**Given instruction:** Every line of the material is to be quoted verbatim, minus the pictures.

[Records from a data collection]
- - - - - - -

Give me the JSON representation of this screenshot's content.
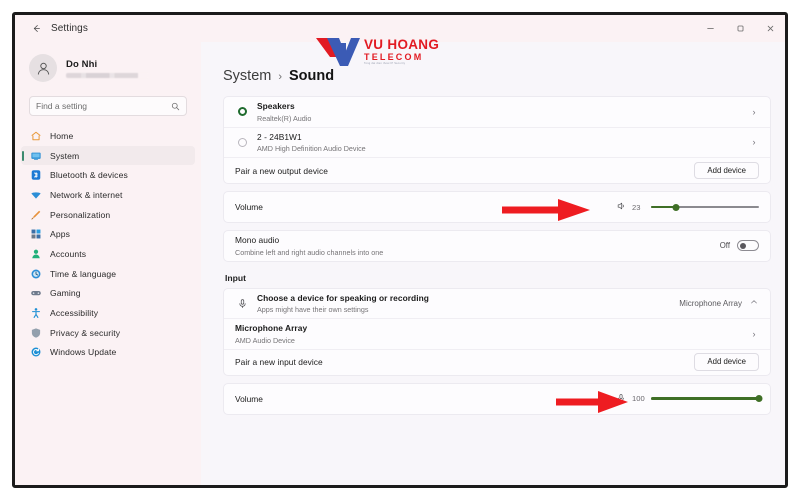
{
  "window": {
    "back_icon": "back-arrow-icon",
    "title": "Settings",
    "minimize_label": "–",
    "maximize_label": "❐",
    "close_label": "✕"
  },
  "watermark": {
    "name": "VU HOANG",
    "sub": "TELECOM",
    "tagline": "Tong dai dien thoai IP Security",
    "red": "#e21b23",
    "blue": "#3b5bb5"
  },
  "sidebar": {
    "profile": {
      "name": "Do Nhi",
      "email_redacted": true
    },
    "search": {
      "placeholder": "Find a setting",
      "value": "",
      "icon": "search-icon"
    },
    "items": [
      {
        "label": "Home",
        "icon": "home-icon",
        "active": false
      },
      {
        "label": "System",
        "icon": "system-icon",
        "active": true
      },
      {
        "label": "Bluetooth & devices",
        "icon": "bluetooth-icon",
        "active": false
      },
      {
        "label": "Network & internet",
        "icon": "wifi-icon",
        "active": false
      },
      {
        "label": "Personalization",
        "icon": "paintbrush-icon",
        "active": false
      },
      {
        "label": "Apps",
        "icon": "apps-icon",
        "active": false
      },
      {
        "label": "Accounts",
        "icon": "account-icon",
        "active": false
      },
      {
        "label": "Time & language",
        "icon": "clock-icon",
        "active": false
      },
      {
        "label": "Gaming",
        "icon": "gamepad-icon",
        "active": false
      },
      {
        "label": "Accessibility",
        "icon": "accessibility-icon",
        "active": false
      },
      {
        "label": "Privacy & security",
        "icon": "shield-icon",
        "active": false
      },
      {
        "label": "Windows Update",
        "icon": "update-icon",
        "active": false
      }
    ]
  },
  "main": {
    "breadcrumb": {
      "parent": "System",
      "separator": "›",
      "current": "Sound"
    },
    "output": {
      "devices": [
        {
          "name": "Speakers",
          "subtitle": "Realtek(R) Audio",
          "selected": true,
          "chevron": "›"
        },
        {
          "name": "2 - 24B1W1",
          "subtitle": "AMD High Definition Audio Device",
          "selected": false,
          "chevron": "›"
        }
      ],
      "pair": {
        "label": "Pair a new output device",
        "button": "Add device"
      },
      "volume": {
        "label": "Volume",
        "icon": "speaker-icon",
        "value": 23,
        "max": 100
      },
      "mono": {
        "title": "Mono audio",
        "subtitle": "Combine left and right audio channels into one",
        "state": "Off"
      }
    },
    "input": {
      "section_label": "Input",
      "chooser": {
        "icon": "microphone-icon",
        "title": "Choose a device for speaking or recording",
        "subtitle": "Apps might have their own settings",
        "value": "Microphone Array",
        "chevron": "˄"
      },
      "device": {
        "name": "Microphone Array",
        "subtitle": "AMD Audio Device",
        "chevron": "›"
      },
      "pair": {
        "label": "Pair a new input device",
        "button": "Add device"
      },
      "volume": {
        "label": "Volume",
        "icon": "microphone-icon",
        "value": 100,
        "max": 100
      }
    }
  },
  "annotations": {
    "arrow_color": "#ee1c21",
    "arrows": [
      {
        "name": "output-volume-arrow",
        "points_to": "output volume slider"
      },
      {
        "name": "input-volume-arrow",
        "points_to": "input volume slider"
      }
    ]
  }
}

- - - - - - -

**Task solution:**
Give me the JSON representation of this screenshot's content.
{
  "window": {
    "back_icon": "back-arrow-icon",
    "title": "Settings",
    "minimize_label": "–",
    "maximize_label": "❐",
    "close_label": "✕"
  },
  "watermark": {
    "name": "VU HOANG",
    "sub": "TELECOM",
    "tagline": "Tong dai dien thoai IP Security",
    "red": "#e21b23",
    "blue": "#3b5bb5"
  },
  "sidebar": {
    "profile": {
      "name": "Do Nhi",
      "email_redacted": true
    },
    "search": {
      "placeholder": "Find a setting",
      "value": "",
      "icon": "search-icon"
    },
    "items": [
      {
        "label": "Home",
        "icon": "home-icon",
        "active": false
      },
      {
        "label": "System",
        "icon": "system-icon",
        "active": true
      },
      {
        "label": "Bluetooth & devices",
        "icon": "bluetooth-icon",
        "active": false
      },
      {
        "label": "Network & internet",
        "icon": "wifi-icon",
        "active": false
      },
      {
        "label": "Personalization",
        "icon": "paintbrush-icon",
        "active": false
      },
      {
        "label": "Apps",
        "icon": "apps-icon",
        "active": false
      },
      {
        "label": "Accounts",
        "icon": "account-icon",
        "active": false
      },
      {
        "label": "Time & language",
        "icon": "clock-icon",
        "active": false
      },
      {
        "label": "Gaming",
        "icon": "gamepad-icon",
        "active": false
      },
      {
        "label": "Accessibility",
        "icon": "accessibility-icon",
        "active": false
      },
      {
        "label": "Privacy & security",
        "icon": "shield-icon",
        "active": false
      },
      {
        "label": "Windows Update",
        "icon": "update-icon",
        "active": false
      }
    ]
  },
  "main": {
    "breadcrumb": {
      "parent": "System",
      "separator": "›",
      "current": "Sound"
    },
    "output": {
      "devices": [
        {
          "name": "Speakers",
          "subtitle": "Realtek(R) Audio",
          "selected": true,
          "chevron": "›"
        },
        {
          "name": "2 - 24B1W1",
          "subtitle": "AMD High Definition Audio Device",
          "selected": false,
          "chevron": "›"
        }
      ],
      "pair": {
        "label": "Pair a new output device",
        "button": "Add device"
      },
      "volume": {
        "label": "Volume",
        "icon": "speaker-icon",
        "value": 23,
        "max": 100
      },
      "mono": {
        "title": "Mono audio",
        "subtitle": "Combine left and right audio channels into one",
        "state": "Off"
      }
    },
    "input": {
      "section_label": "Input",
      "chooser": {
        "icon": "microphone-icon",
        "title": "Choose a device for speaking or recording",
        "subtitle": "Apps might have their own settings",
        "value": "Microphone Array",
        "chevron": "˄"
      },
      "device": {
        "name": "Microphone Array",
        "subtitle": "AMD Audio Device",
        "chevron": "›"
      },
      "pair": {
        "label": "Pair a new input device",
        "button": "Add device"
      },
      "volume": {
        "label": "Volume",
        "icon": "microphone-icon",
        "value": 100,
        "max": 100
      }
    }
  },
  "annotations": {
    "arrow_color": "#ee1c21",
    "arrows": [
      {
        "name": "output-volume-arrow",
        "points_to": "output volume slider"
      },
      {
        "name": "input-volume-arrow",
        "points_to": "input volume slider"
      }
    ]
  }
}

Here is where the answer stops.